Exercise: All of the data below should be written out exactly.

Excerpt from a dataset:
▼▼▼
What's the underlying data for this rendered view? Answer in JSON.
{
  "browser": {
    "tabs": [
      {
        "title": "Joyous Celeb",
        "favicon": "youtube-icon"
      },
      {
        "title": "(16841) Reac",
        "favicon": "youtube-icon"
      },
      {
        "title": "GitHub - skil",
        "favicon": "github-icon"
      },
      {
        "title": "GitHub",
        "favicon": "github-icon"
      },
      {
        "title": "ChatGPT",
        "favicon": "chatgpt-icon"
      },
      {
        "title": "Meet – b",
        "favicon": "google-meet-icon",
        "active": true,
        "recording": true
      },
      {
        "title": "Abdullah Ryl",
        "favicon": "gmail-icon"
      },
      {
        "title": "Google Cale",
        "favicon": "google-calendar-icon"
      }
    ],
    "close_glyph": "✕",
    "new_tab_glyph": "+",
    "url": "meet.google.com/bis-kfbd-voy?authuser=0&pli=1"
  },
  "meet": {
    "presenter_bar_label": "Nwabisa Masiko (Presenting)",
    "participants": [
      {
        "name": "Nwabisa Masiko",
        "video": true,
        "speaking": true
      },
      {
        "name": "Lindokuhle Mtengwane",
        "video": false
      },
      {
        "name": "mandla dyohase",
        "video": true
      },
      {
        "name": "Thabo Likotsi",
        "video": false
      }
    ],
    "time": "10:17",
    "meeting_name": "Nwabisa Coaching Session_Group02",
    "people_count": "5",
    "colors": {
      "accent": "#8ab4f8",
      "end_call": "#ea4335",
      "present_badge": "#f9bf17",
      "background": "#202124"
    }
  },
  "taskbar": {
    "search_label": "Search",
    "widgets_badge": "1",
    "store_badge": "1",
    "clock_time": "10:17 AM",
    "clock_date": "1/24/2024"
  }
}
▲▲▲
Written reply:
What's the underlying data for this rendered view? Answer in JSON.
{
  "browser": {
    "tabs": [
      {
        "title": "Joyous Celeb",
        "favicon": "youtube-icon"
      },
      {
        "title": "(16841) Reac",
        "favicon": "youtube-icon"
      },
      {
        "title": "GitHub - skil",
        "favicon": "github-icon"
      },
      {
        "title": "GitHub",
        "favicon": "github-icon"
      },
      {
        "title": "ChatGPT",
        "favicon": "chatgpt-icon"
      },
      {
        "title": "Meet – b",
        "favicon": "google-meet-icon",
        "active": true,
        "recording": true
      },
      {
        "title": "Abdullah Ryl",
        "favicon": "gmail-icon"
      },
      {
        "title": "Google Cale",
        "favicon": "google-calendar-icon"
      }
    ],
    "close_glyph": "✕",
    "new_tab_glyph": "+",
    "url": "meet.google.com/bis-kfbd-voy?authuser=0&pli=1"
  },
  "meet": {
    "presenter_bar_label": "Nwabisa Masiko (Presenting)",
    "participants": [
      {
        "name": "Nwabisa Masiko",
        "video": true,
        "speaking": true
      },
      {
        "name": "Lindokuhle Mtengwane",
        "video": false
      },
      {
        "name": "mandla dyohase",
        "video": true
      },
      {
        "name": "Thabo Likotsi",
        "video": false
      }
    ],
    "time": "10:17",
    "meeting_name": "Nwabisa Coaching Session_Group02",
    "people_count": "5",
    "colors": {
      "accent": "#8ab4f8",
      "end_call": "#ea4335",
      "present_badge": "#f9bf17",
      "background": "#202124"
    }
  },
  "taskbar": {
    "search_label": "Search",
    "widgets_badge": "1",
    "store_badge": "1",
    "clock_time": "10:17 AM",
    "clock_date": "1/24/2024"
  }
}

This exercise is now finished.